| Directions |
Pictures should be excluded; otherwise, copy every entry exactly.

•••••

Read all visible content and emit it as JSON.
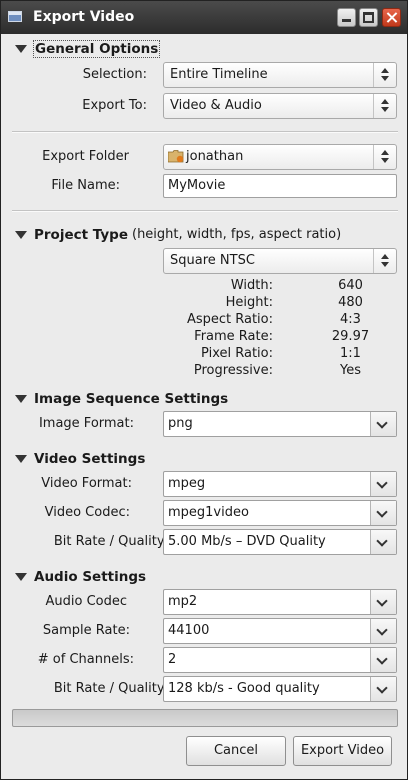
{
  "window": {
    "title": "Export Video",
    "controls": [
      "minimize-icon",
      "maximize-icon",
      "close-icon"
    ]
  },
  "general": {
    "header": "General Options",
    "selection_label": "Selection:",
    "selection_value": "Entire Timeline",
    "export_to_label": "Export To:",
    "export_to_value": "Video & Audio",
    "export_folder_label": "Export Folder",
    "export_folder_value": "jonathan",
    "file_name_label": "File Name:",
    "file_name_value": "MyMovie"
  },
  "project": {
    "header": "Project Type",
    "subtitle": "(height, width, fps, aspect ratio)",
    "type_value": "Square NTSC",
    "info": [
      {
        "label": "Width:",
        "value": "640"
      },
      {
        "label": "Height:",
        "value": "480"
      },
      {
        "label": "Aspect Ratio:",
        "value": "4:3"
      },
      {
        "label": "Frame Rate:",
        "value": "29.97"
      },
      {
        "label": "Pixel Ratio:",
        "value": "1:1"
      },
      {
        "label": "Progressive:",
        "value": "Yes"
      }
    ]
  },
  "image_seq": {
    "header": "Image Sequence Settings",
    "format_label": "Image Format:",
    "format_value": "png"
  },
  "video": {
    "header": "Video Settings",
    "format_label": "Video Format:",
    "format_value": "mpeg",
    "codec_label": "Video Codec:",
    "codec_value": "mpeg1video",
    "bitrate_label": "Bit Rate / Quality:",
    "bitrate_value": "5.00 Mb/s – DVD Quality"
  },
  "audio": {
    "header": "Audio Settings",
    "codec_label": "Audio Codec",
    "codec_value": "mp2",
    "sample_label": "Sample Rate:",
    "sample_value": "44100",
    "channels_label": "# of Channels:",
    "channels_value": "2",
    "bitrate_label": "Bit Rate / Quality:",
    "bitrate_value": "128 kb/s - Good quality"
  },
  "progress": {
    "fraction": 0
  },
  "buttons": {
    "cancel": "Cancel",
    "export": "Export Video"
  },
  "colors": {
    "close_button": "#c0391b",
    "folder_accent": "#e07a1c"
  }
}
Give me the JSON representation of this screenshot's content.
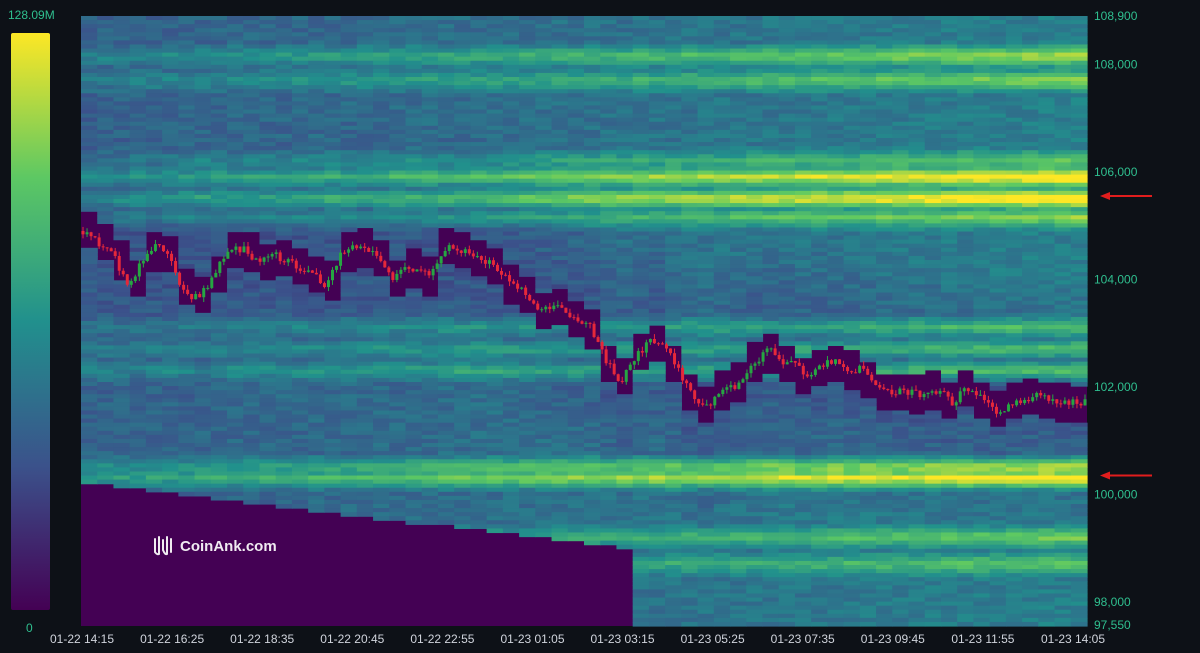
{
  "chart_data": {
    "type": "heatmap",
    "title": "",
    "colorbar": {
      "min_label": "0",
      "max_label": "128.09M",
      "colors": [
        "#440154",
        "#3b528b",
        "#21908d",
        "#5dc863",
        "#fde725"
      ]
    },
    "y_axis": {
      "range": [
        97550,
        108900
      ],
      "ticks": [
        "97,550",
        "98,000",
        "100,000",
        "102,000",
        "104,000",
        "106,000",
        "108,000",
        "108,900"
      ],
      "tick_values": [
        97550,
        98000,
        100000,
        102000,
        104000,
        106000,
        108000,
        108900
      ]
    },
    "x_axis": {
      "ticks": [
        "01-22 14:15",
        "01-22 16:25",
        "01-22 18:35",
        "01-22 20:45",
        "01-22 22:55",
        "01-23 01:05",
        "01-23 03:15",
        "01-23 05:25",
        "01-23 07:35",
        "01-23 09:45",
        "01-23 11:55",
        "01-23 14:05"
      ]
    },
    "price_path": [
      [
        0,
        104900
      ],
      [
        4,
        104500
      ],
      [
        6,
        103900
      ],
      [
        8,
        104300
      ],
      [
        10,
        104750
      ],
      [
        12,
        104300
      ],
      [
        14,
        103700
      ],
      [
        16,
        103700
      ],
      [
        18,
        104150
      ],
      [
        20,
        104550
      ],
      [
        22,
        104550
      ],
      [
        24,
        104300
      ],
      [
        26,
        104450
      ],
      [
        28,
        104300
      ],
      [
        31,
        104150
      ],
      [
        33,
        103850
      ],
      [
        35,
        104450
      ],
      [
        37,
        104650
      ],
      [
        40,
        104450
      ],
      [
        42,
        103950
      ],
      [
        44,
        104250
      ],
      [
        47,
        104050
      ],
      [
        49,
        104600
      ],
      [
        51,
        104550
      ],
      [
        54,
        104350
      ],
      [
        56,
        104250
      ],
      [
        58,
        103900
      ],
      [
        60,
        103750
      ],
      [
        62,
        103400
      ],
      [
        65,
        103500
      ],
      [
        67,
        103250
      ],
      [
        69,
        103100
      ],
      [
        71,
        102500
      ],
      [
        73,
        102100
      ],
      [
        75,
        102550
      ],
      [
        77,
        102850
      ],
      [
        79,
        102800
      ],
      [
        81,
        102250
      ],
      [
        83,
        101750
      ],
      [
        85,
        101650
      ],
      [
        87,
        101950
      ],
      [
        89,
        102050
      ],
      [
        91,
        102400
      ],
      [
        93,
        102700
      ],
      [
        95,
        102450
      ],
      [
        97,
        102450
      ],
      [
        98,
        102200
      ],
      [
        100,
        102350
      ],
      [
        102,
        102500
      ],
      [
        104,
        102300
      ],
      [
        106,
        102350
      ],
      [
        108,
        101950
      ],
      [
        110,
        101900
      ],
      [
        112,
        101900
      ],
      [
        114,
        101850
      ],
      [
        116,
        101950
      ],
      [
        118,
        101700
      ],
      [
        120,
        102000
      ],
      [
        122,
        101850
      ],
      [
        124,
        101500
      ],
      [
        126,
        101700
      ],
      [
        128,
        101750
      ],
      [
        130,
        101850
      ],
      [
        132,
        101750
      ],
      [
        134,
        101700
      ],
      [
        136,
        101700
      ]
    ],
    "liquidity_bands": [
      {
        "price": 108150,
        "intensity": 0.62
      },
      {
        "price": 107700,
        "intensity": 0.55
      },
      {
        "price": 106200,
        "intensity": 0.45
      },
      {
        "price": 105900,
        "intensity": 0.92
      },
      {
        "price": 105500,
        "intensity": 0.98
      },
      {
        "price": 105150,
        "intensity": 0.55
      },
      {
        "price": 103100,
        "intensity": 0.5
      },
      {
        "price": 102700,
        "intensity": 0.55
      },
      {
        "price": 102300,
        "intensity": 0.6
      },
      {
        "price": 100500,
        "intensity": 0.8
      },
      {
        "price": 100300,
        "intensity": 1.0
      },
      {
        "price": 99200,
        "intensity": 0.5
      },
      {
        "price": 98700,
        "intensity": 0.45
      }
    ],
    "markers": [
      {
        "price": 105550,
        "color": "#e11d1d"
      },
      {
        "price": 100350,
        "color": "#e11d1d"
      }
    ]
  },
  "watermark": {
    "text": "CoinAnk.com",
    "icon": "coinank-logo-icon"
  }
}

•••••

| The output |
Read all visible content and emit it as JSON.
{
  "window": {
    "title": "Export Video",
    "controls": [
      "minimize-icon",
      "maximize-icon",
      "close-icon"
    ]
  },
  "general": {
    "header": "General Options",
    "selection_label": "Selection:",
    "selection_value": "Entire Timeline",
    "export_to_label": "Export To:",
    "export_to_value": "Video & Audio",
    "export_folder_label": "Export Folder",
    "export_folder_value": "jonathan",
    "file_name_label": "File Name:",
    "file_name_value": "MyMovie"
  },
  "project": {
    "header": "Project Type",
    "subtitle": "(height, width, fps, aspect ratio)",
    "type_value": "Square NTSC",
    "info": [
      {
        "label": "Width:",
        "value": "640"
      },
      {
        "label": "Height:",
        "value": "480"
      },
      {
        "label": "Aspect Ratio:",
        "value": "4:3"
      },
      {
        "label": "Frame Rate:",
        "value": "29.97"
      },
      {
        "label": "Pixel Ratio:",
        "value": "1:1"
      },
      {
        "label": "Progressive:",
        "value": "Yes"
      }
    ]
  },
  "image_seq": {
    "header": "Image Sequence Settings",
    "format_label": "Image Format:",
    "format_value": "png"
  },
  "video": {
    "header": "Video Settings",
    "format_label": "Video Format:",
    "format_value": "mpeg",
    "codec_label": "Video Codec:",
    "codec_value": "mpeg1video",
    "bitrate_label": "Bit Rate / Quality:",
    "bitrate_value": "5.00 Mb/s – DVD Quality"
  },
  "audio": {
    "header": "Audio Settings",
    "codec_label": "Audio Codec",
    "codec_value": "mp2",
    "sample_label": "Sample Rate:",
    "sample_value": "44100",
    "channels_label": "# of Channels:",
    "channels_value": "2",
    "bitrate_label": "Bit Rate / Quality:",
    "bitrate_value": "128 kb/s - Good quality"
  },
  "progress": {
    "fraction": 0
  },
  "buttons": {
    "cancel": "Cancel",
    "export": "Export Video"
  },
  "colors": {
    "close_button": "#c0391b",
    "folder_accent": "#e07a1c"
  }
}
Give me the JSON representation of this screenshot's content.
{
  "chart_data": {
    "type": "heatmap",
    "title": "",
    "colorbar": {
      "min_label": "0",
      "max_label": "128.09M",
      "colors": [
        "#440154",
        "#3b528b",
        "#21908d",
        "#5dc863",
        "#fde725"
      ]
    },
    "y_axis": {
      "range": [
        97550,
        108900
      ],
      "ticks": [
        "97,550",
        "98,000",
        "100,000",
        "102,000",
        "104,000",
        "106,000",
        "108,000",
        "108,900"
      ],
      "tick_values": [
        97550,
        98000,
        100000,
        102000,
        104000,
        106000,
        108000,
        108900
      ]
    },
    "x_axis": {
      "ticks": [
        "01-22 14:15",
        "01-22 16:25",
        "01-22 18:35",
        "01-22 20:45",
        "01-22 22:55",
        "01-23 01:05",
        "01-23 03:15",
        "01-23 05:25",
        "01-23 07:35",
        "01-23 09:45",
        "01-23 11:55",
        "01-23 14:05"
      ]
    },
    "price_path": [
      [
        0,
        104900
      ],
      [
        4,
        104500
      ],
      [
        6,
        103900
      ],
      [
        8,
        104300
      ],
      [
        10,
        104750
      ],
      [
        12,
        104300
      ],
      [
        14,
        103700
      ],
      [
        16,
        103700
      ],
      [
        18,
        104150
      ],
      [
        20,
        104550
      ],
      [
        22,
        104550
      ],
      [
        24,
        104300
      ],
      [
        26,
        104450
      ],
      [
        28,
        104300
      ],
      [
        31,
        104150
      ],
      [
        33,
        103850
      ],
      [
        35,
        104450
      ],
      [
        37,
        104650
      ],
      [
        40,
        104450
      ],
      [
        42,
        103950
      ],
      [
        44,
        104250
      ],
      [
        47,
        104050
      ],
      [
        49,
        104600
      ],
      [
        51,
        104550
      ],
      [
        54,
        104350
      ],
      [
        56,
        104250
      ],
      [
        58,
        103900
      ],
      [
        60,
        103750
      ],
      [
        62,
        103400
      ],
      [
        65,
        103500
      ],
      [
        67,
        103250
      ],
      [
        69,
        103100
      ],
      [
        71,
        102500
      ],
      [
        73,
        102100
      ],
      [
        75,
        102550
      ],
      [
        77,
        102850
      ],
      [
        79,
        102800
      ],
      [
        81,
        102250
      ],
      [
        83,
        101750
      ],
      [
        85,
        101650
      ],
      [
        87,
        101950
      ],
      [
        89,
        102050
      ],
      [
        91,
        102400
      ],
      [
        93,
        102700
      ],
      [
        95,
        102450
      ],
      [
        97,
        102450
      ],
      [
        98,
        102200
      ],
      [
        100,
        102350
      ],
      [
        102,
        102500
      ],
      [
        104,
        102300
      ],
      [
        106,
        102350
      ],
      [
        108,
        101950
      ],
      [
        110,
        101900
      ],
      [
        112,
        101900
      ],
      [
        114,
        101850
      ],
      [
        116,
        101950
      ],
      [
        118,
        101700
      ],
      [
        120,
        102000
      ],
      [
        122,
        101850
      ],
      [
        124,
        101500
      ],
      [
        126,
        101700
      ],
      [
        128,
        101750
      ],
      [
        130,
        101850
      ],
      [
        132,
        101750
      ],
      [
        134,
        101700
      ],
      [
        136,
        101700
      ]
    ],
    "liquidity_bands": [
      {
        "price": 108150,
        "intensity": 0.62
      },
      {
        "price": 107700,
        "intensity": 0.55
      },
      {
        "price": 106200,
        "intensity": 0.45
      },
      {
        "price": 105900,
        "intensity": 0.92
      },
      {
        "price": 105500,
        "intensity": 0.98
      },
      {
        "price": 105150,
        "intensity": 0.55
      },
      {
        "price": 103100,
        "intensity": 0.5
      },
      {
        "price": 102700,
        "intensity": 0.55
      },
      {
        "price": 102300,
        "intensity": 0.6
      },
      {
        "price": 100500,
        "intensity": 0.8
      },
      {
        "price": 100300,
        "intensity": 1.0
      },
      {
        "price": 99200,
        "intensity": 0.5
      },
      {
        "price": 98700,
        "intensity": 0.45
      }
    ],
    "markers": [
      {
        "price": 105550,
        "color": "#e11d1d"
      },
      {
        "price": 100350,
        "color": "#e11d1d"
      }
    ]
  },
  "watermark": {
    "text": "CoinAnk.com",
    "icon": "coinank-logo-icon"
  }
}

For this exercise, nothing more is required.